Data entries
- - -

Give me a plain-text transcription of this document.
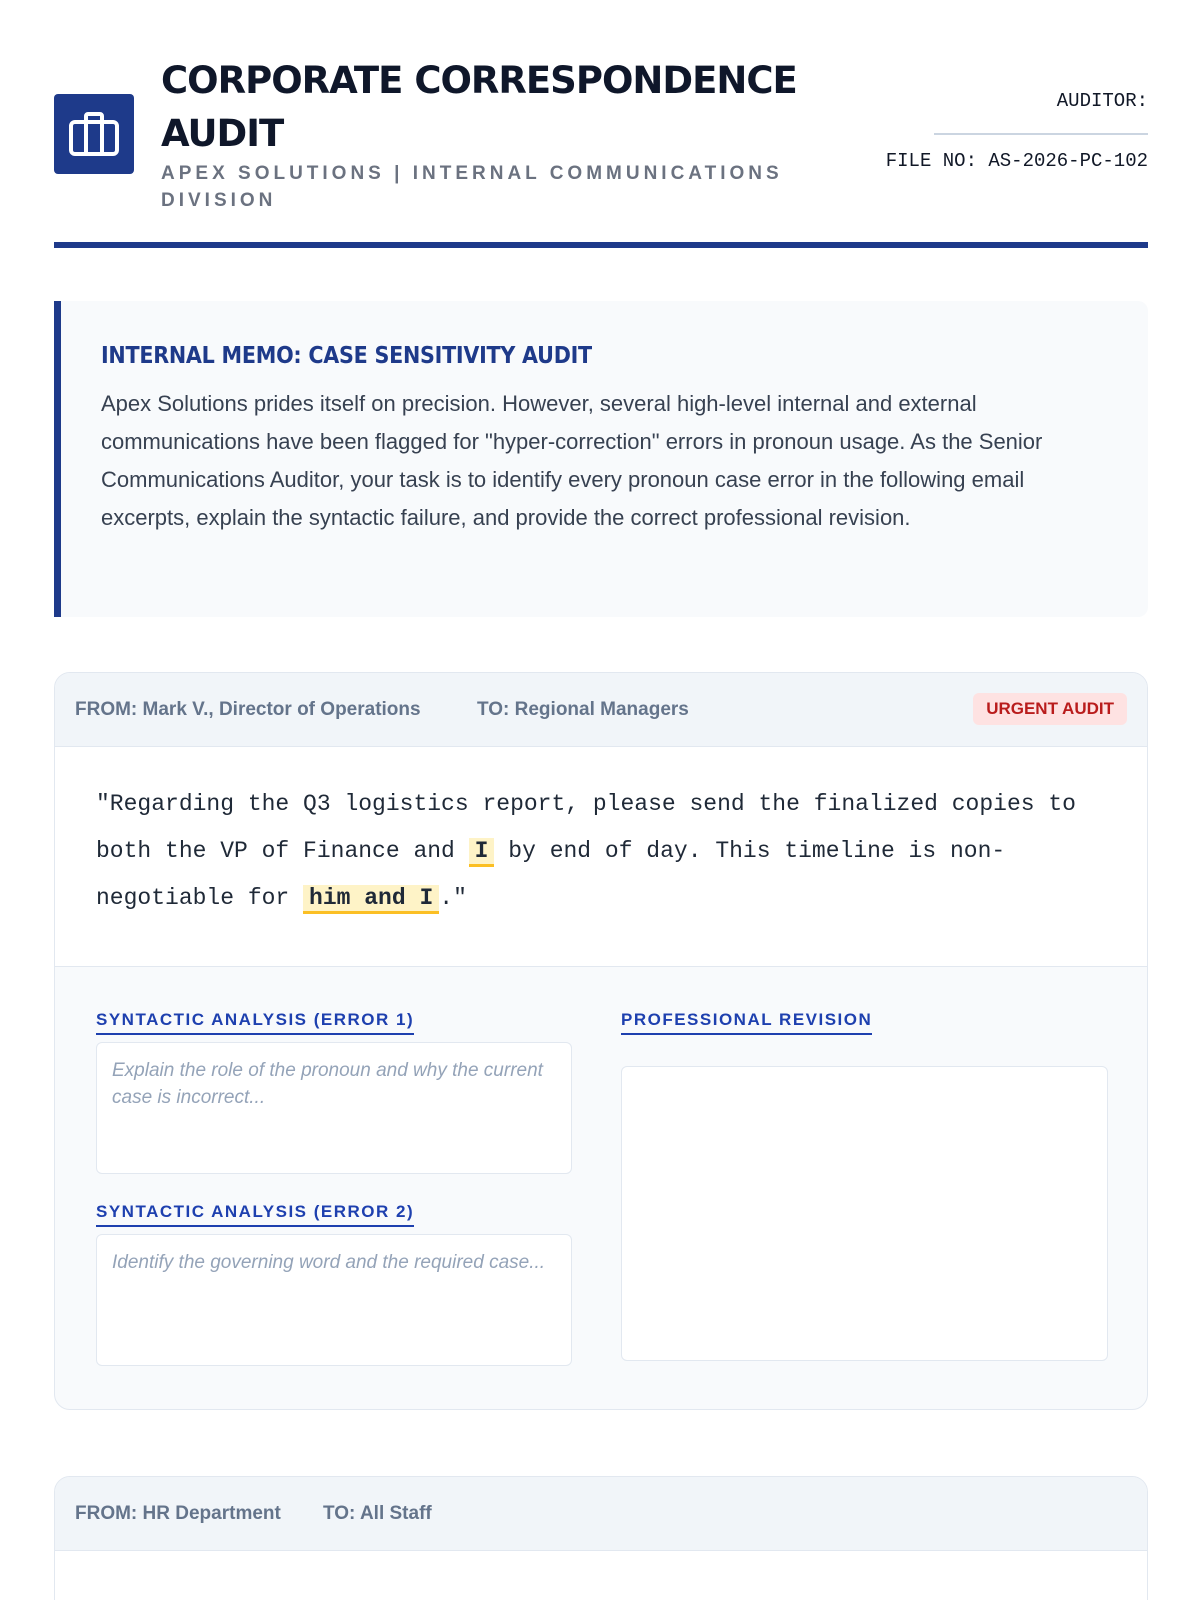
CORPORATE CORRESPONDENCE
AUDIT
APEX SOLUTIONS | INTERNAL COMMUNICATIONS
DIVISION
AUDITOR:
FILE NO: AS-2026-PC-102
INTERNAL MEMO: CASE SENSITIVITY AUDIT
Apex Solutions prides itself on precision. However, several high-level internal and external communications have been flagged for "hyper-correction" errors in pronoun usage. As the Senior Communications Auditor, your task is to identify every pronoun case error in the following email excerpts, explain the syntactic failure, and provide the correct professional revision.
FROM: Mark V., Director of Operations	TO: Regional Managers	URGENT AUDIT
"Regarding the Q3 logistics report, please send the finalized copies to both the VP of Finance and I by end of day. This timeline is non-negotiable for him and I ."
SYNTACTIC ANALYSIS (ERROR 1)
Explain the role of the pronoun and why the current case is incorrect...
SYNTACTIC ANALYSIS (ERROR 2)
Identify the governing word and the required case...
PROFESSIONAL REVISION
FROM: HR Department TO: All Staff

- - -

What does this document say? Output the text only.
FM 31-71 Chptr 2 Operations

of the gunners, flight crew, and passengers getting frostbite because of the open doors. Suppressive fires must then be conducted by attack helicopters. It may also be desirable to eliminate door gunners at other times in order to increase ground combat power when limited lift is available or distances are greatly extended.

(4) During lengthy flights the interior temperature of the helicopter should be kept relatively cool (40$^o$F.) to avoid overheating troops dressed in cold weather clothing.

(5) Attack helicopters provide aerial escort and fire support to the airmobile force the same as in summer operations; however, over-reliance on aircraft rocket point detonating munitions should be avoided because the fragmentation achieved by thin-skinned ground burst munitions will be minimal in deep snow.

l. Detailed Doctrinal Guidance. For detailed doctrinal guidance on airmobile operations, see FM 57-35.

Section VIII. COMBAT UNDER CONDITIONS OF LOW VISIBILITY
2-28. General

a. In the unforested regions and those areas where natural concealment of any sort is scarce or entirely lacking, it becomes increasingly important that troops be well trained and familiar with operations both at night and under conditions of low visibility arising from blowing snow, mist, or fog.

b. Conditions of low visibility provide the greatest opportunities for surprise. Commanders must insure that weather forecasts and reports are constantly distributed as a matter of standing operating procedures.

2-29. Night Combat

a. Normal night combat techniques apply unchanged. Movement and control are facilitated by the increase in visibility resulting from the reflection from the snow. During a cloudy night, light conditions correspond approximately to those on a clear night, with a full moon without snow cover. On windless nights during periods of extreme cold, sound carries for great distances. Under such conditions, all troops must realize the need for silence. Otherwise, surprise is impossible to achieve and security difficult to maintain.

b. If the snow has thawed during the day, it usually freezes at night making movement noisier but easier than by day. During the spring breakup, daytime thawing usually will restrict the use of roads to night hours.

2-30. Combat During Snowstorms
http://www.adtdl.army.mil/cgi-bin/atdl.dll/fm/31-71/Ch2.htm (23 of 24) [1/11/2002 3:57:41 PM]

- - -

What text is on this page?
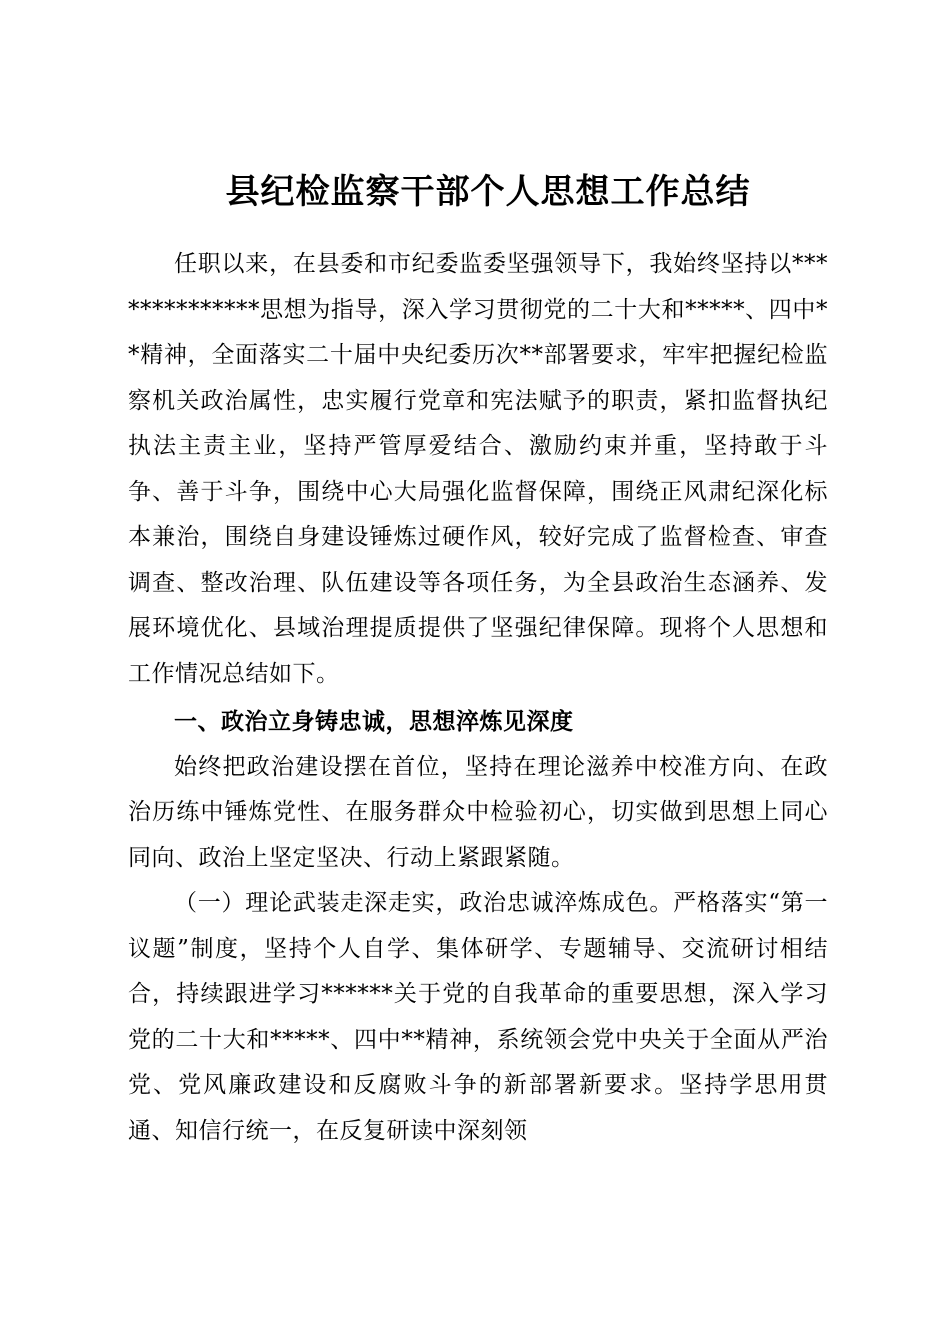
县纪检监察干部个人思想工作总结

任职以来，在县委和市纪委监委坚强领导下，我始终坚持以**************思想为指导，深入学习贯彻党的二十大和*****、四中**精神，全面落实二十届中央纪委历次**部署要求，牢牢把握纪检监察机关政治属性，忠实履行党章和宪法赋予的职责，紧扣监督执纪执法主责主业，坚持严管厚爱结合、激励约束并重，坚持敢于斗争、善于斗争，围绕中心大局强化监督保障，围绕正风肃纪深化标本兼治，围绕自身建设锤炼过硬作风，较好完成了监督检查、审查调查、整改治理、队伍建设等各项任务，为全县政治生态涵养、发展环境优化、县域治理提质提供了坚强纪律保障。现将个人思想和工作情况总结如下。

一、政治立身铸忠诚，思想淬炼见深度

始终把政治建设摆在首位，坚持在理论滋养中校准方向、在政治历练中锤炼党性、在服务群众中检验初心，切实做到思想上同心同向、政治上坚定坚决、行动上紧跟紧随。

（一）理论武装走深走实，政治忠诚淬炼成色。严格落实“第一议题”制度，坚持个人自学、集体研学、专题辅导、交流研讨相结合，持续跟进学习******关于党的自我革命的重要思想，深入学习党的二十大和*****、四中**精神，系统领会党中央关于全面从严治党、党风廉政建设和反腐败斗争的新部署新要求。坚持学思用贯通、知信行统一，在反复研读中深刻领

- - -

Required work
Reply with one number only, the count of lines above that hold the string "ANALYSIS".

Expected output
2